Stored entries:
------------------------------------------------------------------------
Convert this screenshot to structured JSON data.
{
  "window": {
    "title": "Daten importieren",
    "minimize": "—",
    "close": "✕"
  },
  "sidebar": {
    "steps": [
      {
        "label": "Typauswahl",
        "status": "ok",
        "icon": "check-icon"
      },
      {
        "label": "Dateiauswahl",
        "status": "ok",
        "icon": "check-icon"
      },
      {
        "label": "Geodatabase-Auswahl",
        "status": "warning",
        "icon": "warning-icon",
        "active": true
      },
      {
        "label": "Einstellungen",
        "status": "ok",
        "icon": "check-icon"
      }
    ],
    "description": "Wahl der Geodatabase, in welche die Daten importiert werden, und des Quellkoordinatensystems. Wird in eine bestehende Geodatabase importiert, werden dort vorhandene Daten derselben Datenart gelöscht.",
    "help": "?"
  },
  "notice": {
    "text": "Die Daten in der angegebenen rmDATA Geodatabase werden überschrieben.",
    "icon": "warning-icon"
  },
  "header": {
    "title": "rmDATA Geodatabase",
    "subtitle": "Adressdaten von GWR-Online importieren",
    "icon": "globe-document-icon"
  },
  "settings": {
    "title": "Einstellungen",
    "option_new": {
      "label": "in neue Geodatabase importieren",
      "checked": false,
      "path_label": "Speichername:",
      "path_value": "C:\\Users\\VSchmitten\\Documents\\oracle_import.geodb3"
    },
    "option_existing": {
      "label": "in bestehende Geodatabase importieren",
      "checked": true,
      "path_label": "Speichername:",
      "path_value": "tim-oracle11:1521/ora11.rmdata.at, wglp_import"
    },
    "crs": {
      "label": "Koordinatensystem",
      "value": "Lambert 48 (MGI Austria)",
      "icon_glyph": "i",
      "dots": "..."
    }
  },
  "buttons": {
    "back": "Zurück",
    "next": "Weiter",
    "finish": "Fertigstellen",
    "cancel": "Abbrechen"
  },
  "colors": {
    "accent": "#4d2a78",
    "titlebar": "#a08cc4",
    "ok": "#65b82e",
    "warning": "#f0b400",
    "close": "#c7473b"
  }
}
------------------------------------------------------------------------
(Aim of the task):
The whole listing above needs to be written out again exactly.

(Solution for this task):
Convert this screenshot to structured JSON data.
{
  "window": {
    "title": "Daten importieren",
    "minimize": "—",
    "close": "✕"
  },
  "sidebar": {
    "steps": [
      {
        "label": "Typauswahl",
        "status": "ok",
        "icon": "check-icon"
      },
      {
        "label": "Dateiauswahl",
        "status": "ok",
        "icon": "check-icon"
      },
      {
        "label": "Geodatabase-Auswahl",
        "status": "warning",
        "icon": "warning-icon",
        "active": true
      },
      {
        "label": "Einstellungen",
        "status": "ok",
        "icon": "check-icon"
      }
    ],
    "description": "Wahl der Geodatabase, in welche die Daten importiert werden, und des Quellkoordinatensystems. Wird in eine bestehende Geodatabase importiert, werden dort vorhandene Daten derselben Datenart gelöscht.",
    "help": "?"
  },
  "notice": {
    "text": "Die Daten in der angegebenen rmDATA Geodatabase werden überschrieben.",
    "icon": "warning-icon"
  },
  "header": {
    "title": "rmDATA Geodatabase",
    "subtitle": "Adressdaten von GWR-Online importieren",
    "icon": "globe-document-icon"
  },
  "settings": {
    "title": "Einstellungen",
    "option_new": {
      "label": "in neue Geodatabase importieren",
      "checked": false,
      "path_label": "Speichername:",
      "path_value": "C:\\Users\\VSchmitten\\Documents\\oracle_import.geodb3"
    },
    "option_existing": {
      "label": "in bestehende Geodatabase importieren",
      "checked": true,
      "path_label": "Speichername:",
      "path_value": "tim-oracle11:1521/ora11.rmdata.at, wglp_import"
    },
    "crs": {
      "label": "Koordinatensystem",
      "value": "Lambert 48 (MGI Austria)",
      "icon_glyph": "i",
      "dots": "..."
    }
  },
  "buttons": {
    "back": "Zurück",
    "next": "Weiter",
    "finish": "Fertigstellen",
    "cancel": "Abbrechen"
  },
  "colors": {
    "accent": "#4d2a78",
    "titlebar": "#a08cc4",
    "ok": "#65b82e",
    "warning": "#f0b400",
    "close": "#c7473b"
  }
}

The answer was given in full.